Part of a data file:
◇ ◇ ◇

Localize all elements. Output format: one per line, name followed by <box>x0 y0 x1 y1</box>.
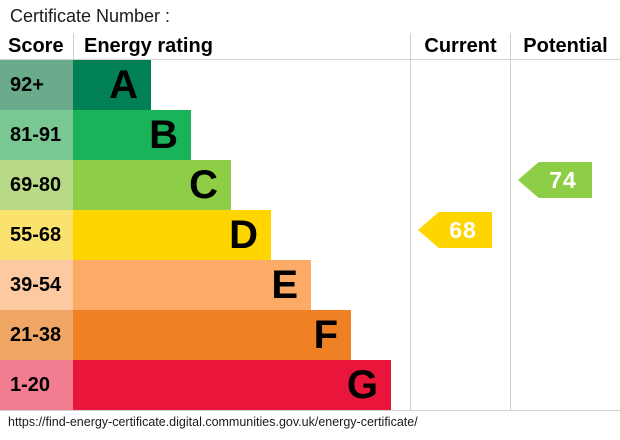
rating-letter-b: B <box>149 113 178 157</box>
certificate-number-label: Certificate Number : <box>10 6 171 26</box>
certificate-service-url: https://find-energy-certificate.digital.… <box>8 415 418 429</box>
header-current: Current <box>410 33 510 59</box>
rating-letter-a: A <box>109 63 138 107</box>
score-range-f: 21-38 <box>0 310 73 360</box>
current-column: 68 <box>410 60 511 410</box>
rating-bar-f: F <box>73 310 351 360</box>
rating-letter-f: F <box>313 313 338 357</box>
band-row-d: 55-68 D <box>0 210 620 260</box>
band-row-b: 81-91 B <box>0 110 620 160</box>
rating-bar-d: D <box>73 210 271 260</box>
rating-letter-g: G <box>346 363 378 407</box>
header-energy-rating: Energy rating <box>73 33 410 59</box>
current-rating-value: 68 <box>449 216 477 243</box>
band-row-f: 21-38 F <box>0 310 620 360</box>
header-potential: Potential <box>510 33 620 59</box>
rating-letter-d: D <box>229 213 258 257</box>
rating-bar-c: C <box>73 160 231 210</box>
score-range-e: 39-54 <box>0 260 73 310</box>
band-row-a: 92+ A <box>0 60 620 110</box>
score-range-g: 1-20 <box>0 360 73 410</box>
band-row-g: 1-20 G <box>0 360 620 410</box>
chart-body: 92+ A 81-91 B 69-80 C 55-68 <box>0 60 620 411</box>
rating-bar-b: B <box>73 110 191 160</box>
potential-rating-value: 74 <box>549 166 577 193</box>
score-range-c: 69-80 <box>0 160 73 210</box>
potential-rating-pointer: 74 <box>518 162 592 198</box>
rating-bar-e: E <box>73 260 311 310</box>
score-range-d: 55-68 <box>0 210 73 260</box>
header-score: Score <box>8 35 64 57</box>
rating-bar-g: G <box>73 360 391 410</box>
score-range-a: 92+ <box>0 60 73 110</box>
chart-header-row: Score Energy rating Current Potential <box>0 33 620 60</box>
rating-letter-c: C <box>189 163 218 207</box>
energy-rating-chart: Score Energy rating Current Potential 92… <box>0 33 620 411</box>
rating-bar-a: A <box>73 60 151 110</box>
band-row-c: 69-80 C <box>0 160 620 210</box>
score-range-b: 81-91 <box>0 110 73 160</box>
band-row-e: 39-54 E <box>0 260 620 310</box>
potential-column: 74 <box>510 60 620 410</box>
rating-letter-e: E <box>271 263 298 307</box>
current-rating-pointer: 68 <box>418 212 492 248</box>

◇ ◇ ◇

• [What you are asked to do]
Rewrite the lines of the material from the line with "rating-letter-b: B <box>149 113 178 157</box>" up to and including the line with "rating-letter-g: G <box>346 363 378 407</box>", replacing "rating-letter" with "grade-letter" and leaving everything else the same.

• [The output]
grade-letter-b: B <box>149 113 178 157</box>
certificate-number-label: Certificate Number : <box>10 6 171 26</box>
certificate-service-url: https://find-energy-certificate.digital.… <box>8 415 418 429</box>
header-current: Current <box>410 33 510 59</box>
grade-letter-a: A <box>109 63 138 107</box>
score-range-f: 21-38 <box>0 310 73 360</box>
current-column: 68 <box>410 60 511 410</box>
rating-bar-f: F <box>73 310 351 360</box>
grade-letter-f: F <box>313 313 338 357</box>
band-row-d: 55-68 D <box>0 210 620 260</box>
band-row-b: 81-91 B <box>0 110 620 160</box>
rating-bar-d: D <box>73 210 271 260</box>
grade-letter-g: G <box>346 363 378 407</box>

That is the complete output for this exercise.